Goal of the exercise
Everything in the data should be repeated exactly, save for the images.

(Items from a dataset)
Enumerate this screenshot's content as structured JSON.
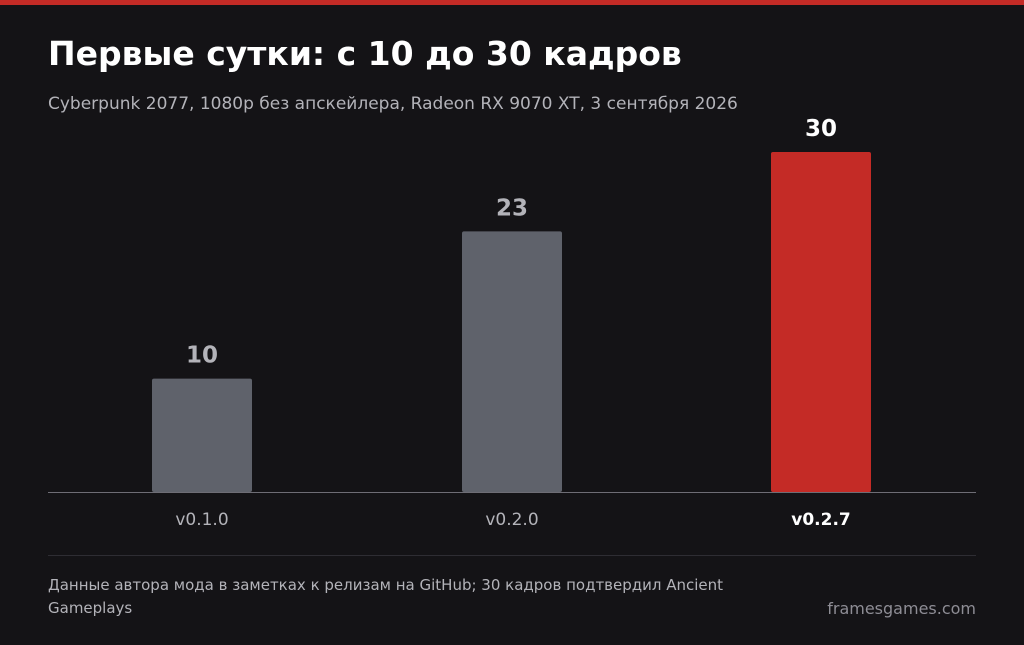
{
  "title": "Первые сутки: с 10 до 30 кадров",
  "subtitle": "Cyberpunk 2077, 1080p без апскейлера, Radeon RX 9070 XT, 3 сентября 2026",
  "footer": {
    "source": "Данные автора мода в заметках к релизам на GitHub; 30 кадров подтвердил Ancient Gameplays",
    "site": "framesgames.com"
  },
  "colors": {
    "accent": "#c42b26",
    "bar_default": "#5f626b",
    "value_default": "#b3b3b9",
    "value_highlight": "#ffffff"
  },
  "chart_data": {
    "type": "bar",
    "title": "Первые сутки: с 10 до 30 кадров",
    "xlabel": "",
    "ylabel": "",
    "categories": [
      "v0.1.0",
      "v0.2.0",
      "v0.2.7"
    ],
    "values": [
      10,
      23,
      30
    ],
    "labels": [
      "10",
      "23",
      "30"
    ],
    "highlight_index": 2,
    "ylim": [
      0,
      30
    ],
    "grid": false,
    "legend": "none"
  }
}
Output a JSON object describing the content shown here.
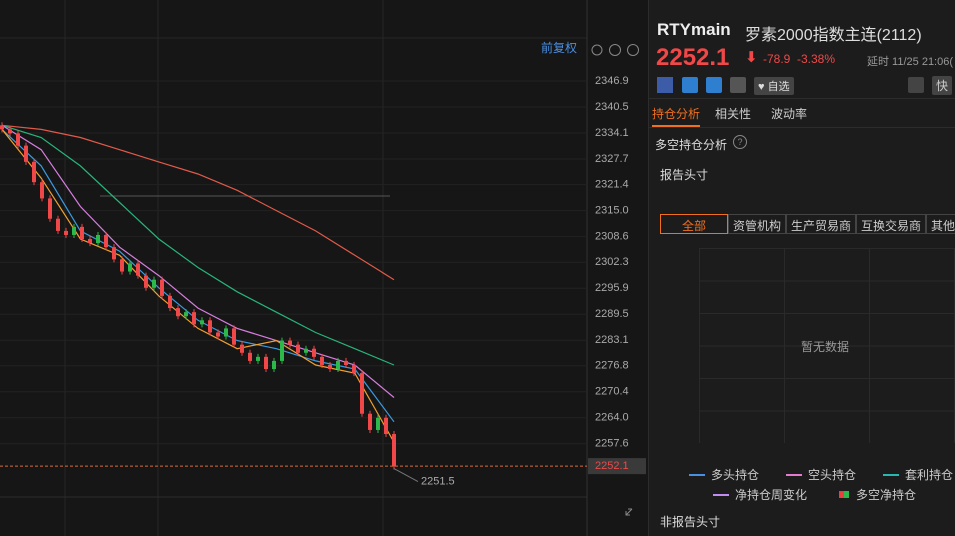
{
  "header": {
    "symbol": "RTYmain",
    "name": "罗素2000指数主连(2112)",
    "price": 2252.1,
    "change": -78.9,
    "pct": "-3.38%",
    "delay": "延时 11/25 21:06(",
    "watch": "自选",
    "quick": "快"
  },
  "tabs": [
    "持仓分析",
    "相关性",
    "波动率"
  ],
  "section": {
    "title": "多空持仓分析",
    "report": "报告头寸",
    "filters": [
      "全部",
      "资管机构",
      "生产贸易商",
      "互换交易商",
      "其他"
    ],
    "empty": "暂无数据",
    "legend": [
      {
        "name": "多头持仓",
        "color": "#4a8fe0"
      },
      {
        "name": "空头持仓",
        "color": "#e07bd0"
      },
      {
        "name": "套利持仓",
        "color": "#28b8b0"
      },
      {
        "name": "净持仓周变化",
        "color": "#c08cf0"
      },
      {
        "name": "多空净持仓",
        "color": "#e84040"
      }
    ],
    "nonreport": "非报告头寸"
  },
  "chart": {
    "adjust": "前复权",
    "ylim": [
      2245,
      2352
    ],
    "yticks": [
      2346.9,
      2340.5,
      2334.1,
      2327.7,
      2321.4,
      {
        "value": 2315,
        "label": "2315.0"
      },
      2308.6,
      2302.3,
      2295.9,
      2289.5,
      2283.1,
      2276.8,
      2270.4,
      {
        "value": 2264,
        "label": "2264.0"
      },
      2257.6
    ],
    "last_price": 2252.1,
    "low": 2251.5,
    "closes": [
      2335,
      2334,
      2331,
      2327,
      2322,
      2318,
      2313,
      2310,
      2309,
      2311,
      2308,
      2307,
      2309,
      2306,
      2303,
      2300,
      2302,
      2299,
      2296,
      2298,
      2294,
      2291,
      2289,
      2290,
      2287,
      2288,
      2285,
      2284,
      2286,
      2282,
      2280,
      2278,
      2279,
      2276,
      2278,
      2283,
      2282,
      2280,
      2281,
      2279,
      2277,
      2276,
      2278,
      2277,
      2275,
      2265,
      2261,
      2264,
      2260,
      2252
    ],
    "ma": [
      {
        "color": "#e05a4a",
        "values": [
          2336,
          2335,
          2333,
          2330,
          2327,
          2324,
          2320,
          2315,
          2310,
          2304,
          2298
        ]
      },
      {
        "color": "#27b57a",
        "values": [
          2336,
          2333,
          2326,
          2317,
          2308,
          2301,
          2295,
          2290,
          2285,
          2281,
          2277
        ]
      },
      {
        "color": "#d77ee0",
        "values": [
          2336,
          2330,
          2316,
          2306,
          2299,
          2291,
          2286,
          2283,
          2280,
          2277,
          2269
        ]
      },
      {
        "color": "#3a9be0",
        "values": [
          2335,
          2326,
          2310,
          2305,
          2296,
          2288,
          2283,
          2281,
          2278,
          2276,
          2263
        ]
      },
      {
        "color": "#f0a030",
        "values": [
          2335,
          2323,
          2308,
          2304,
          2294,
          2286,
          2281,
          2283,
          2277,
          2275,
          2258
        ]
      }
    ]
  }
}
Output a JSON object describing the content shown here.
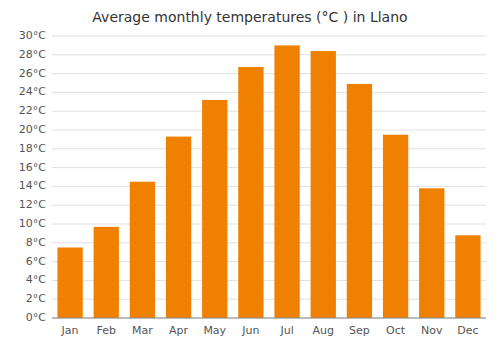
{
  "chart_data": {
    "type": "bar",
    "title": "Average monthly temperatures (°C ) in Llano",
    "categories": [
      "Jan",
      "Feb",
      "Mar",
      "Apr",
      "May",
      "Jun",
      "Jul",
      "Aug",
      "Sep",
      "Oct",
      "Nov",
      "Dec"
    ],
    "values": [
      7.5,
      9.7,
      14.5,
      19.3,
      23.2,
      26.7,
      29.0,
      28.4,
      24.9,
      19.5,
      13.8,
      8.8
    ],
    "color": "#F08000",
    "ylim": [
      0,
      30
    ],
    "yticks": [
      {
        "value": 0,
        "label": "0°C"
      },
      {
        "value": 2,
        "label": "2°C"
      },
      {
        "value": 4,
        "label": "4°C"
      },
      {
        "value": 6,
        "label": "6°C"
      },
      {
        "value": 8,
        "label": "8°C"
      },
      {
        "value": 10,
        "label": "10°C"
      },
      {
        "value": 12,
        "label": "12°C"
      },
      {
        "value": 14,
        "label": "14°C"
      },
      {
        "value": 16,
        "label": "16°C"
      },
      {
        "value": 18,
        "label": "18°C"
      },
      {
        "value": 20,
        "label": "20°C"
      },
      {
        "value": 22,
        "label": "22°C"
      },
      {
        "value": 24,
        "label": "24°C"
      },
      {
        "value": 26,
        "label": "26°C"
      },
      {
        "value": 28,
        "label": "28°C"
      },
      {
        "value": 30,
        "label": "30°C"
      }
    ],
    "grid": true
  }
}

The result
Enumerate this screenshot's content as structured JSON.
{
  "title": "Первые сутки: с 10 до 30 кадров",
  "subtitle": "Cyberpunk 2077, 1080p без апскейлера, Radeon RX 9070 XT, 3 сентября 2026",
  "footer": {
    "source": "Данные автора мода в заметках к релизам на GitHub; 30 кадров подтвердил Ancient Gameplays",
    "site": "framesgames.com"
  },
  "colors": {
    "accent": "#c42b26",
    "bar_default": "#5f626b",
    "value_default": "#b3b3b9",
    "value_highlight": "#ffffff"
  },
  "chart_data": {
    "type": "bar",
    "title": "Первые сутки: с 10 до 30 кадров",
    "xlabel": "",
    "ylabel": "",
    "categories": [
      "v0.1.0",
      "v0.2.0",
      "v0.2.7"
    ],
    "values": [
      10,
      23,
      30
    ],
    "labels": [
      "10",
      "23",
      "30"
    ],
    "highlight_index": 2,
    "ylim": [
      0,
      30
    ],
    "grid": false,
    "legend": "none"
  }
}
Output a JSON object describing the content shown here.
{
  "header": {
    "symbol": "RTYmain",
    "name": "罗素2000指数主连(2112)",
    "price": 2252.1,
    "change": -78.9,
    "pct": "-3.38%",
    "delay": "延时 11/25 21:06(",
    "watch": "自选",
    "quick": "快"
  },
  "tabs": [
    "持仓分析",
    "相关性",
    "波动率"
  ],
  "section": {
    "title": "多空持仓分析",
    "report": "报告头寸",
    "filters": [
      "全部",
      "资管机构",
      "生产贸易商",
      "互换交易商",
      "其他"
    ],
    "empty": "暂无数据",
    "legend": [
      {
        "name": "多头持仓",
        "color": "#4a8fe0"
      },
      {
        "name": "空头持仓",
        "color": "#e07bd0"
      },
      {
        "name": "套利持仓",
        "color": "#28b8b0"
      },
      {
        "name": "净持仓周变化",
        "color": "#c08cf0"
      },
      {
        "name": "多空净持仓",
        "color": "#e84040"
      }
    ],
    "nonreport": "非报告头寸"
  },
  "chart": {
    "adjust": "前复权",
    "ylim": [
      2245,
      2352
    ],
    "yticks": [
      2346.9,
      2340.5,
      2334.1,
      2327.7,
      2321.4,
      {
        "value": 2315,
        "label": "2315.0"
      },
      2308.6,
      2302.3,
      2295.9,
      2289.5,
      2283.1,
      2276.8,
      2270.4,
      {
        "value": 2264,
        "label": "2264.0"
      },
      2257.6
    ],
    "last_price": 2252.1,
    "low": 2251.5,
    "closes": [
      2335,
      2334,
      2331,
      2327,
      2322,
      2318,
      2313,
      2310,
      2309,
      2311,
      2308,
      2307,
      2309,
      2306,
      2303,
      2300,
      2302,
      2299,
      2296,
      2298,
      2294,
      2291,
      2289,
      2290,
      2287,
      2288,
      2285,
      2284,
      2286,
      2282,
      2280,
      2278,
      2279,
      2276,
      2278,
      2283,
      2282,
      2280,
      2281,
      2279,
      2277,
      2276,
      2278,
      2277,
      2275,
      2265,
      2261,
      2264,
      2260,
      2252
    ],
    "ma": [
      {
        "color": "#e05a4a",
        "values": [
          2336,
          2335,
          2333,
          2330,
          2327,
          2324,
          2320,
          2315,
          2310,
          2304,
          2298
        ]
      },
      {
        "color": "#27b57a",
        "values": [
          2336,
          2333,
          2326,
          2317,
          2308,
          2301,
          2295,
          2290,
          2285,
          2281,
          2277
        ]
      },
      {
        "color": "#d77ee0",
        "values": [
          2336,
          2330,
          2316,
          2306,
          2299,
          2291,
          2286,
          2283,
          2280,
          2277,
          2269
        ]
      },
      {
        "color": "#3a9be0",
        "values": [
          2335,
          2326,
          2310,
          2305,
          2296,
          2288,
          2283,
          2281,
          2278,
          2276,
          2263
        ]
      },
      {
        "color": "#f0a030",
        "values": [
          2335,
          2323,
          2308,
          2304,
          2294,
          2286,
          2281,
          2283,
          2277,
          2275,
          2258
        ]
      }
    ]
  }
}
Output a JSON object describing the content shown here.
{
  "chart_data": {
    "type": "bar",
    "title": "Average monthly temperatures (°C ) in Llano",
    "categories": [
      "Jan",
      "Feb",
      "Mar",
      "Apr",
      "May",
      "Jun",
      "Jul",
      "Aug",
      "Sep",
      "Oct",
      "Nov",
      "Dec"
    ],
    "values": [
      7.5,
      9.7,
      14.5,
      19.3,
      23.2,
      26.7,
      29.0,
      28.4,
      24.9,
      19.5,
      13.8,
      8.8
    ],
    "color": "#F08000",
    "ylim": [
      0,
      30
    ],
    "yticks": [
      {
        "value": 0,
        "label": "0°C"
      },
      {
        "value": 2,
        "label": "2°C"
      },
      {
        "value": 4,
        "label": "4°C"
      },
      {
        "value": 6,
        "label": "6°C"
      },
      {
        "value": 8,
        "label": "8°C"
      },
      {
        "value": 10,
        "label": "10°C"
      },
      {
        "value": 12,
        "label": "12°C"
      },
      {
        "value": 14,
        "label": "14°C"
      },
      {
        "value": 16,
        "label": "16°C"
      },
      {
        "value": 18,
        "label": "18°C"
      },
      {
        "value": 20,
        "label": "20°C"
      },
      {
        "value": 22,
        "label": "22°C"
      },
      {
        "value": 24,
        "label": "24°C"
      },
      {
        "value": 26,
        "label": "26°C"
      },
      {
        "value": 28,
        "label": "28°C"
      },
      {
        "value": 30,
        "label": "30°C"
      }
    ],
    "grid": true
  }
}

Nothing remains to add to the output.